» Given problem
Show every line that has the string "accent" in it.

--- BEGIN Recorded data ---

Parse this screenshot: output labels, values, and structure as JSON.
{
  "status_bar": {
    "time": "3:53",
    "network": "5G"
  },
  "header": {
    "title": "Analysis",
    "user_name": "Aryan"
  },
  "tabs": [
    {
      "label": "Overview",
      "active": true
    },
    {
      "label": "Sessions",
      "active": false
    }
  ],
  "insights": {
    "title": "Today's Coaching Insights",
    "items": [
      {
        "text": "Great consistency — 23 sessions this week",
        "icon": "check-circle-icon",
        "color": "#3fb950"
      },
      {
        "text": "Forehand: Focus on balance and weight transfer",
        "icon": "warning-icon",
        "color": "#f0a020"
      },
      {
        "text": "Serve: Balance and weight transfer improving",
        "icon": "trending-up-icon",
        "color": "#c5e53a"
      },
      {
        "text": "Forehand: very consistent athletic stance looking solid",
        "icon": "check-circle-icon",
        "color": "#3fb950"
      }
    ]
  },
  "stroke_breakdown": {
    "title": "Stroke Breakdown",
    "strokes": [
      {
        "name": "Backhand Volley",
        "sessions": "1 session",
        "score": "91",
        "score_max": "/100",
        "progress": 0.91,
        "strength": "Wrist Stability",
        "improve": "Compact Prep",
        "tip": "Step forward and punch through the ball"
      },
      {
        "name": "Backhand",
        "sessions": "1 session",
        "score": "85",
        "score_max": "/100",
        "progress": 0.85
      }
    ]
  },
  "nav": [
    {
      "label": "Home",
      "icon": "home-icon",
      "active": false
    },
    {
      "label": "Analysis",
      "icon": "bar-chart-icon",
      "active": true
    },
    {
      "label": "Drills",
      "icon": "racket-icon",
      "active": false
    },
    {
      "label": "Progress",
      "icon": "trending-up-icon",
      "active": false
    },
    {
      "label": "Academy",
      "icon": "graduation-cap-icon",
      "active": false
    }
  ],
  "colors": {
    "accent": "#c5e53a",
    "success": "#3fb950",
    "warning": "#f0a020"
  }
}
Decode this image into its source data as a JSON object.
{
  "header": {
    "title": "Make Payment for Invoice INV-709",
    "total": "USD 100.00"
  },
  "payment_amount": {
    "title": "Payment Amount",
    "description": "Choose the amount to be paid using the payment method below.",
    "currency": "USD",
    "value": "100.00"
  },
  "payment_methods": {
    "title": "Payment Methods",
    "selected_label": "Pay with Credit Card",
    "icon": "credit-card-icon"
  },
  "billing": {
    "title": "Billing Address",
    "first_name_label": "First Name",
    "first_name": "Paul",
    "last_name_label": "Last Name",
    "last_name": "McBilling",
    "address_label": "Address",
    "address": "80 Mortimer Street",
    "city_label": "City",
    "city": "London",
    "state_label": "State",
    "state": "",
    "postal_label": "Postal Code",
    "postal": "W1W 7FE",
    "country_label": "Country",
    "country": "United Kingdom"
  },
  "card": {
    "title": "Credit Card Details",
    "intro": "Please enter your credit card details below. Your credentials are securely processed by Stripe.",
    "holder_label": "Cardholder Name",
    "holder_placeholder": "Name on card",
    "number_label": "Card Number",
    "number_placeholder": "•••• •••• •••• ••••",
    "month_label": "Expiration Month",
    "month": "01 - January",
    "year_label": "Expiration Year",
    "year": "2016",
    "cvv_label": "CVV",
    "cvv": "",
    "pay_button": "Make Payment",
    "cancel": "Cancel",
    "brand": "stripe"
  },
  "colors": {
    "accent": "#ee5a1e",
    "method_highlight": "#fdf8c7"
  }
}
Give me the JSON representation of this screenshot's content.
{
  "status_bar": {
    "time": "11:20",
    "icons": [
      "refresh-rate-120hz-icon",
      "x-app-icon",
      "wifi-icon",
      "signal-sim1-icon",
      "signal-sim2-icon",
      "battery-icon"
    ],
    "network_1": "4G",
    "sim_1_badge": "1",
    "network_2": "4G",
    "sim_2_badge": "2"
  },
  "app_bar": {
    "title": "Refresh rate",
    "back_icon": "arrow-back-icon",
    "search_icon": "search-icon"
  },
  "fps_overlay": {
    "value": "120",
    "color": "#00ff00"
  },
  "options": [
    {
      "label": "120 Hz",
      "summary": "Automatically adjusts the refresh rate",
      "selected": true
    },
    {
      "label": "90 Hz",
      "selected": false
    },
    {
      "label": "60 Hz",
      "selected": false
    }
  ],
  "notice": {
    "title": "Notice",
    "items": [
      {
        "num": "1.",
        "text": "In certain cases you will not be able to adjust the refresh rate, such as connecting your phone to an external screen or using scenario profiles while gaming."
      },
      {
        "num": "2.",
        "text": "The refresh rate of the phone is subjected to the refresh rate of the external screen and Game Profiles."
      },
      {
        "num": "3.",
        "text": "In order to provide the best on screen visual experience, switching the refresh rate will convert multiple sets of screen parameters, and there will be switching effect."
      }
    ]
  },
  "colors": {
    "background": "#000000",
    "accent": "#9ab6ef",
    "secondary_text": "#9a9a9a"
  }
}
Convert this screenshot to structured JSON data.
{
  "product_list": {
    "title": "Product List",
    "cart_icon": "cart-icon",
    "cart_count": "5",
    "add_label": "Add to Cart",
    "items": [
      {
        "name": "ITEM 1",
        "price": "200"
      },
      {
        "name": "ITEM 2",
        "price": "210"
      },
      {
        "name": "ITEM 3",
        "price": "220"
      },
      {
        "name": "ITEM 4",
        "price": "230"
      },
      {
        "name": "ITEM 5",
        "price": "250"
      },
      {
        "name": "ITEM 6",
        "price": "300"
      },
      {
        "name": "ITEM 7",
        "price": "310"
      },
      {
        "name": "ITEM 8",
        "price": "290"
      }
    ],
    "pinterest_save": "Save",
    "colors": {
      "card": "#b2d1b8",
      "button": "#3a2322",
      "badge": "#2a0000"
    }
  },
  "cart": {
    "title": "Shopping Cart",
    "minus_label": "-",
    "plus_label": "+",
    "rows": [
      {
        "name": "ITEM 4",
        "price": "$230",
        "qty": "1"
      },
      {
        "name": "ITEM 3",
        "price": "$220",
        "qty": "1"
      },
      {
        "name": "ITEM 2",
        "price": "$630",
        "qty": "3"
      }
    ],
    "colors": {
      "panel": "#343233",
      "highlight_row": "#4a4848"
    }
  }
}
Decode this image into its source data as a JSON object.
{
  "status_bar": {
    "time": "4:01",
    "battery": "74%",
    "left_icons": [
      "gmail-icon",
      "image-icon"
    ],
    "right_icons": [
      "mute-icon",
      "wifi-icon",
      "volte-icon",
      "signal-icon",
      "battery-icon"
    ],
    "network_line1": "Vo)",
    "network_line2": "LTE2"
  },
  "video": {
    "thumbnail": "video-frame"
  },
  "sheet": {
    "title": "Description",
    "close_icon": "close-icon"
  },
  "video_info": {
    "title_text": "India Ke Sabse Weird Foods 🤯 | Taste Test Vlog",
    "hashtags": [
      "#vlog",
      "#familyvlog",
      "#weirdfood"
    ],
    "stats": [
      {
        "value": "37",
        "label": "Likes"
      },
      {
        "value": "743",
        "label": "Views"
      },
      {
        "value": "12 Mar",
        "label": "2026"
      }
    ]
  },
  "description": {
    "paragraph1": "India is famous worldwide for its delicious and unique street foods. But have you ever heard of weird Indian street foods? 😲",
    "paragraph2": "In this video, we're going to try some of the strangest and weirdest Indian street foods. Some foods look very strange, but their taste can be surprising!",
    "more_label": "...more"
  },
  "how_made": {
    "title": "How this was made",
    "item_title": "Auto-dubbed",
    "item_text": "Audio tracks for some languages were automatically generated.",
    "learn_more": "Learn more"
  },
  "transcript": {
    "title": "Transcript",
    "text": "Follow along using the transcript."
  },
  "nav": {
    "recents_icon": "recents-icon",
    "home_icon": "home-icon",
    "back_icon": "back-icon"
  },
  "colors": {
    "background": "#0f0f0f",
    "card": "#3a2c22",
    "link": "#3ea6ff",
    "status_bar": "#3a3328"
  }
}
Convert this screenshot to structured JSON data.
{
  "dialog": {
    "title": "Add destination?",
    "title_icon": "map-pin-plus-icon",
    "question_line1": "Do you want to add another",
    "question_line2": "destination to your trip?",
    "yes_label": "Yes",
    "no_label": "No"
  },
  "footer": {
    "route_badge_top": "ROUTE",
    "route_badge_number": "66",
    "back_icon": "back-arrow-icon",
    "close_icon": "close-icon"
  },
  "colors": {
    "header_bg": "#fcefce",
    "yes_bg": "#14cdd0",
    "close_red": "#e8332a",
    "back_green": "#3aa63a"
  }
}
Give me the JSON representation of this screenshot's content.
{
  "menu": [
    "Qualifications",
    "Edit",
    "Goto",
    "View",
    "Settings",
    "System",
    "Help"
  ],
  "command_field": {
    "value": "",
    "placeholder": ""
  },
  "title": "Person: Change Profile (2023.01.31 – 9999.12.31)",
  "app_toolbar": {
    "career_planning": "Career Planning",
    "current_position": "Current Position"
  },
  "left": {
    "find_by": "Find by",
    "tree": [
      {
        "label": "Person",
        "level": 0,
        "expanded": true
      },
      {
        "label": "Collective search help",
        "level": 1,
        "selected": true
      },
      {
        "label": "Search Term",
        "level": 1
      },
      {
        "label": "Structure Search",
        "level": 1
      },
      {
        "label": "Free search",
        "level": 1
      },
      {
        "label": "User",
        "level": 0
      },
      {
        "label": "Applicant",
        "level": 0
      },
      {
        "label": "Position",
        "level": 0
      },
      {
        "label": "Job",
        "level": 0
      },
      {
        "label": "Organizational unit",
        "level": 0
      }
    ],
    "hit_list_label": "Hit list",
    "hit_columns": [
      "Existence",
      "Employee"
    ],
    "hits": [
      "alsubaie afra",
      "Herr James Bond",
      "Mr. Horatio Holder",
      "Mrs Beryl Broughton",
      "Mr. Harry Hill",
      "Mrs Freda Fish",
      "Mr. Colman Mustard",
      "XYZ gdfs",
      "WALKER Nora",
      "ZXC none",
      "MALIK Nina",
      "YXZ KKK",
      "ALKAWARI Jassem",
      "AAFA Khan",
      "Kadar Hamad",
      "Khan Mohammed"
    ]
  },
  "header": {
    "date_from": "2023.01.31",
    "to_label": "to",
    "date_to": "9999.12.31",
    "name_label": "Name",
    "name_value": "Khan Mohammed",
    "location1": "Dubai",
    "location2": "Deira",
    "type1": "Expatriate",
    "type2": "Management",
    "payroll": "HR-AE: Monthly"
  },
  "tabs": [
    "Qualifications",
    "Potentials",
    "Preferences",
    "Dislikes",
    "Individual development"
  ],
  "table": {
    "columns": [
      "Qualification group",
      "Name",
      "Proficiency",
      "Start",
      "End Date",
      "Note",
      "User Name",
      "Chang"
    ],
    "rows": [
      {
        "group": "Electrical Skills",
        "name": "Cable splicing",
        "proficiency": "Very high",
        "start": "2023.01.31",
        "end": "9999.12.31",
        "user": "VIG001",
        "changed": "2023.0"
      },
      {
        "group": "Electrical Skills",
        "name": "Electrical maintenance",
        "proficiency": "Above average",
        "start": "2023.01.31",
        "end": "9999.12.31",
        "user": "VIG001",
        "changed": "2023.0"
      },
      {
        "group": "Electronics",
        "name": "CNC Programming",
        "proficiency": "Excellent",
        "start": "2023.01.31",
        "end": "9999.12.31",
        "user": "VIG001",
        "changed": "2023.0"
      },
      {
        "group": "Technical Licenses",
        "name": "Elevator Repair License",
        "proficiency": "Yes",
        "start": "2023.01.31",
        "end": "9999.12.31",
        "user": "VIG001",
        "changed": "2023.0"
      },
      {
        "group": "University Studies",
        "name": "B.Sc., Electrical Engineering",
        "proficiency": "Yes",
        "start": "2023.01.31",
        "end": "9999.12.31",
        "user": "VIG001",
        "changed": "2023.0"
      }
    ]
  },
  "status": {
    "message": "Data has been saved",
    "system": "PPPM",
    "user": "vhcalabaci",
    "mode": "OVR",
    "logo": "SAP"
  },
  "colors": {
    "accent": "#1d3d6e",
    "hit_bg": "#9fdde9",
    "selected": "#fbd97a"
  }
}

--- END Recorded data ---

» Solution below
    "accent": "#c5e53a",
    "accent": "#ee5a1e",
    "accent": "#9ab6ef",
    "accent": "#1d3d6e",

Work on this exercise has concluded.